*Goal*
Give back the full material, exactly as it reads.

━━━━━━━━━━━━━━━━━━━━

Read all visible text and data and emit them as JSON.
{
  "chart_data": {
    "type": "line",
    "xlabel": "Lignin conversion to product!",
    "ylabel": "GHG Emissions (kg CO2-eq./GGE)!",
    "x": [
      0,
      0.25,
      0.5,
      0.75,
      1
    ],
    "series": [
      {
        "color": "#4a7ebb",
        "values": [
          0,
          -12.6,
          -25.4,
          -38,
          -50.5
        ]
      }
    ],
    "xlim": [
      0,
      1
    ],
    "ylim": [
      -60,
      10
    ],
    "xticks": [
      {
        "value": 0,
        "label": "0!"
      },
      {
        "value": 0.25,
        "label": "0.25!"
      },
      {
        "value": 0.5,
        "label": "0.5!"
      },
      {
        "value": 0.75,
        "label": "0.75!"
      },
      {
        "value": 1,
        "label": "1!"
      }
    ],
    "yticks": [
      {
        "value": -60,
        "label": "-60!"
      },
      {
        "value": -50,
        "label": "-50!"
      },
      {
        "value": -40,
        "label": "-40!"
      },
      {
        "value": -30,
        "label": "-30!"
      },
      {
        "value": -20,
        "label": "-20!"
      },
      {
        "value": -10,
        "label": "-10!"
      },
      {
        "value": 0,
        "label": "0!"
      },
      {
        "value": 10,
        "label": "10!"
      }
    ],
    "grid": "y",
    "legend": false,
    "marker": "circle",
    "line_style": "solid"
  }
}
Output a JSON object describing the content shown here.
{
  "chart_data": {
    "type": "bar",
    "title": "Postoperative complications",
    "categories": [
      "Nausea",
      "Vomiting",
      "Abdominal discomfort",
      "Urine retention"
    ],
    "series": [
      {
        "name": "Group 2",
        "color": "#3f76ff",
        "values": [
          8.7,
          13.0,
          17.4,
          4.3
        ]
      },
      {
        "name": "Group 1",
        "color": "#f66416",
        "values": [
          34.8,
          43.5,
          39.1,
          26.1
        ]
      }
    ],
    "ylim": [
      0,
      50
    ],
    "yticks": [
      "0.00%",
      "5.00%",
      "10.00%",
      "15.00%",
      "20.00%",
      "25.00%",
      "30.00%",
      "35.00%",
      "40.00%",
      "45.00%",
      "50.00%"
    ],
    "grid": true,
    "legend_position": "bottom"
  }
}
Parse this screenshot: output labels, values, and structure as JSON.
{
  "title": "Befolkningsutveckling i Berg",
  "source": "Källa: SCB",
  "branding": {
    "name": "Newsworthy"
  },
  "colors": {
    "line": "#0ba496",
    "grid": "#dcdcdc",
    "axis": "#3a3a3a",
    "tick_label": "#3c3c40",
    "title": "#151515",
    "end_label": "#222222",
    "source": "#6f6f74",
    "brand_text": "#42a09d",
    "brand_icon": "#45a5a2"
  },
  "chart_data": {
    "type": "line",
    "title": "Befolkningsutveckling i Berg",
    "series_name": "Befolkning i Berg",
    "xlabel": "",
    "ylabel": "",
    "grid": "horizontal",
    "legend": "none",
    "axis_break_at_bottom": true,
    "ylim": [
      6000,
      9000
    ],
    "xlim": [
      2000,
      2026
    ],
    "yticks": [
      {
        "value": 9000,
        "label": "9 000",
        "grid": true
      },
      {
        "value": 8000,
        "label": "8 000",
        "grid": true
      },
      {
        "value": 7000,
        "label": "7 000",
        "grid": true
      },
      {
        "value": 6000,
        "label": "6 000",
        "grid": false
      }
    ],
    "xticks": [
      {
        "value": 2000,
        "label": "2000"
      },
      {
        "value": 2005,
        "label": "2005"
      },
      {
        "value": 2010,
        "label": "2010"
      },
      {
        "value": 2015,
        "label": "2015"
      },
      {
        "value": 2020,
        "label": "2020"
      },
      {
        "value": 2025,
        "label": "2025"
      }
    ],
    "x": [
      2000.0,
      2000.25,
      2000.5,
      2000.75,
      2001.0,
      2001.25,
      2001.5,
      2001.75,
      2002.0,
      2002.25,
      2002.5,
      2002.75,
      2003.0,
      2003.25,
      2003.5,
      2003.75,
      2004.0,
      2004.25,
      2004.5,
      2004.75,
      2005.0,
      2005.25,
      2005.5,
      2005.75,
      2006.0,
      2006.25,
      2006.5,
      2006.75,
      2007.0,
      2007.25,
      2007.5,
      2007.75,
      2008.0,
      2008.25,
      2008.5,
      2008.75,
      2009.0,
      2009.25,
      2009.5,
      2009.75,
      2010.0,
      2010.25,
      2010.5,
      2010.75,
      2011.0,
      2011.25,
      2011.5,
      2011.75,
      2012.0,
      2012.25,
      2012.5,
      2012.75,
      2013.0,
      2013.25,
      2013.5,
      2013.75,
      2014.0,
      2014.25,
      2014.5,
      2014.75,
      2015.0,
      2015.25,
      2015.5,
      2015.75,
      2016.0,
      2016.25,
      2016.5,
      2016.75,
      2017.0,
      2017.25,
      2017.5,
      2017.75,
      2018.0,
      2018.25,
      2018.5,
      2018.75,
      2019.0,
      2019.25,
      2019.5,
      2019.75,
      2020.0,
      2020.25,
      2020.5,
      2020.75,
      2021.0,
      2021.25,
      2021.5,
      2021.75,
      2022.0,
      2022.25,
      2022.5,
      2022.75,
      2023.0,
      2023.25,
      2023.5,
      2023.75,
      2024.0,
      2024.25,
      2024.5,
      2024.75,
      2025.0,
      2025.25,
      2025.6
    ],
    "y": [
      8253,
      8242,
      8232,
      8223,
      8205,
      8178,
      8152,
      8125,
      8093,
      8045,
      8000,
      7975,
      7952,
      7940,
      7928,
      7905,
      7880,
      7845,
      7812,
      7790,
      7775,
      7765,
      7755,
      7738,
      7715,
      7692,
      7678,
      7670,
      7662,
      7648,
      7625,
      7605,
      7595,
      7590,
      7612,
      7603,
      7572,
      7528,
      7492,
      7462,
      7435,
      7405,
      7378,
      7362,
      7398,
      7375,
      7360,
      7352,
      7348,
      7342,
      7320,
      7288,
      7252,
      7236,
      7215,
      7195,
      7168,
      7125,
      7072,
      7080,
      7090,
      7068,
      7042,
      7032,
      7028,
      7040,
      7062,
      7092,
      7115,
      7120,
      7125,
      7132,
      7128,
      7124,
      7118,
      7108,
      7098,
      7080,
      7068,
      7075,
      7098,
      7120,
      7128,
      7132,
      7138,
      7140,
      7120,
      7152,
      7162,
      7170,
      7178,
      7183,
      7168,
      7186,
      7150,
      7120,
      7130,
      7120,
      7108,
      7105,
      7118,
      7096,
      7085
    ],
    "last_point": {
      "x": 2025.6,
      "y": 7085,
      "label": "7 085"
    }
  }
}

━━━━━━━━━━━━━━━━━━━━

*Correct response*
Read all visible text and data and emit them as JSON.
{
  "chart_data": {
    "type": "line",
    "xlabel": "Lignin conversion to product!",
    "ylabel": "GHG Emissions (kg CO2-eq./GGE)!",
    "x": [
      0,
      0.25,
      0.5,
      0.75,
      1
    ],
    "series": [
      {
        "color": "#4a7ebb",
        "values": [
          0,
          -12.6,
          -25.4,
          -38,
          -50.5
        ]
      }
    ],
    "xlim": [
      0,
      1
    ],
    "ylim": [
      -60,
      10
    ],
    "xticks": [
      {
        "value": 0,
        "label": "0!"
      },
      {
        "value": 0.25,
        "label": "0.25!"
      },
      {
        "value": 0.5,
        "label": "0.5!"
      },
      {
        "value": 0.75,
        "label": "0.75!"
      },
      {
        "value": 1,
        "label": "1!"
      }
    ],
    "yticks": [
      {
        "value": -60,
        "label": "-60!"
      },
      {
        "value": -50,
        "label": "-50!"
      },
      {
        "value": -40,
        "label": "-40!"
      },
      {
        "value": -30,
        "label": "-30!"
      },
      {
        "value": -20,
        "label": "-20!"
      },
      {
        "value": -10,
        "label": "-10!"
      },
      {
        "value": 0,
        "label": "0!"
      },
      {
        "value": 10,
        "label": "10!"
      }
    ],
    "grid": "y",
    "legend": false,
    "marker": "circle",
    "line_style": "solid"
  }
}
Output a JSON object describing the content shown here.
{
  "chart_data": {
    "type": "bar",
    "title": "Postoperative complications",
    "categories": [
      "Nausea",
      "Vomiting",
      "Abdominal discomfort",
      "Urine retention"
    ],
    "series": [
      {
        "name": "Group 2",
        "color": "#3f76ff",
        "values": [
          8.7,
          13.0,
          17.4,
          4.3
        ]
      },
      {
        "name": "Group 1",
        "color": "#f66416",
        "values": [
          34.8,
          43.5,
          39.1,
          26.1
        ]
      }
    ],
    "ylim": [
      0,
      50
    ],
    "yticks": [
      "0.00%",
      "5.00%",
      "10.00%",
      "15.00%",
      "20.00%",
      "25.00%",
      "30.00%",
      "35.00%",
      "40.00%",
      "45.00%",
      "50.00%"
    ],
    "grid": true,
    "legend_position": "bottom"
  }
}
Parse this screenshot: output labels, values, and structure as JSON.
{
  "title": "Befolkningsutveckling i Berg",
  "source": "Källa: SCB",
  "branding": {
    "name": "Newsworthy"
  },
  "colors": {
    "line": "#0ba496",
    "grid": "#dcdcdc",
    "axis": "#3a3a3a",
    "tick_label": "#3c3c40",
    "title": "#151515",
    "end_label": "#222222",
    "source": "#6f6f74",
    "brand_text": "#42a09d",
    "brand_icon": "#45a5a2"
  },
  "chart_data": {
    "type": "line",
    "title": "Befolkningsutveckling i Berg",
    "series_name": "Befolkning i Berg",
    "xlabel": "",
    "ylabel": "",
    "grid": "horizontal",
    "legend": "none",
    "axis_break_at_bottom": true,
    "ylim": [
      6000,
      9000
    ],
    "xlim": [
      2000,
      2026
    ],
    "yticks": [
      {
        "value": 9000,
        "label": "9 000",
        "grid": true
      },
      {
        "value": 8000,
        "label": "8 000",
        "grid": true
      },
      {
        "value": 7000,
        "label": "7 000",
        "grid": true
      },
      {
        "value": 6000,
        "label": "6 000",
        "grid": false
      }
    ],
    "xticks": [
      {
        "value": 2000,
        "label": "2000"
      },
      {
        "value": 2005,
        "label": "2005"
      },
      {
        "value": 2010,
        "label": "2010"
      },
      {
        "value": 2015,
        "label": "2015"
      },
      {
        "value": 2020,
        "label": "2020"
      },
      {
        "value": 2025,
        "label": "2025"
      }
    ],
    "x": [
      2000.0,
      2000.25,
      2000.5,
      2000.75,
      2001.0,
      2001.25,
      2001.5,
      2001.75,
      2002.0,
      2002.25,
      2002.5,
      2002.75,
      2003.0,
      2003.25,
      2003.5,
      2003.75,
      2004.0,
      2004.25,
      2004.5,
      2004.75,
      2005.0,
      2005.25,
      2005.5,
      2005.75,
      2006.0,
      2006.25,
      2006.5,
      2006.75,
      2007.0,
      2007.25,
      2007.5,
      2007.75,
      2008.0,
      2008.25,
      2008.5,
      2008.75,
      2009.0,
      2009.25,
      2009.5,
      2009.75,
      2010.0,
      2010.25,
      2010.5,
      2010.75,
      2011.0,
      2011.25,
      2011.5,
      2011.75,
      2012.0,
      2012.25,
      2012.5,
      2012.75,
      2013.0,
      2013.25,
      2013.5,
      2013.75,
      2014.0,
      2014.25,
      2014.5,
      2014.75,
      2015.0,
      2015.25,
      2015.5,
      2015.75,
      2016.0,
      2016.25,
      2016.5,
      2016.75,
      2017.0,
      2017.25,
      2017.5,
      2017.75,
      2018.0,
      2018.25,
      2018.5,
      2018.75,
      2019.0,
      2019.25,
      2019.5,
      2019.75,
      2020.0,
      2020.25,
      2020.5,
      2020.75,
      2021.0,
      2021.25,
      2021.5,
      2021.75,
      2022.0,
      2022.25,
      2022.5,
      2022.75,
      2023.0,
      2023.25,
      2023.5,
      2023.75,
      2024.0,
      2024.25,
      2024.5,
      2024.75,
      2025.0,
      2025.25,
      2025.6
    ],
    "y": [
      8253,
      8242,
      8232,
      8223,
      8205,
      8178,
      8152,
      8125,
      8093,
      8045,
      8000,
      7975,
      7952,
      7940,
      7928,
      7905,
      7880,
      7845,
      7812,
      7790,
      7775,
      7765,
      7755,
      7738,
      7715,
      7692,
      7678,
      7670,
      7662,
      7648,
      7625,
      7605,
      7595,
      7590,
      7612,
      7603,
      7572,
      7528,
      7492,
      7462,
      7435,
      7405,
      7378,
      7362,
      7398,
      7375,
      7360,
      7352,
      7348,
      7342,
      7320,
      7288,
      7252,
      7236,
      7215,
      7195,
      7168,
      7125,
      7072,
      7080,
      7090,
      7068,
      7042,
      7032,
      7028,
      7040,
      7062,
      7092,
      7115,
      7120,
      7125,
      7132,
      7128,
      7124,
      7118,
      7108,
      7098,
      7080,
      7068,
      7075,
      7098,
      7120,
      7128,
      7132,
      7138,
      7140,
      7120,
      7152,
      7162,
      7170,
      7178,
      7183,
      7168,
      7186,
      7150,
      7120,
      7130,
      7120,
      7108,
      7105,
      7118,
      7096,
      7085
    ],
    "last_point": {
      "x": 2025.6,
      "y": 7085,
      "label": "7 085"
    }
  }
}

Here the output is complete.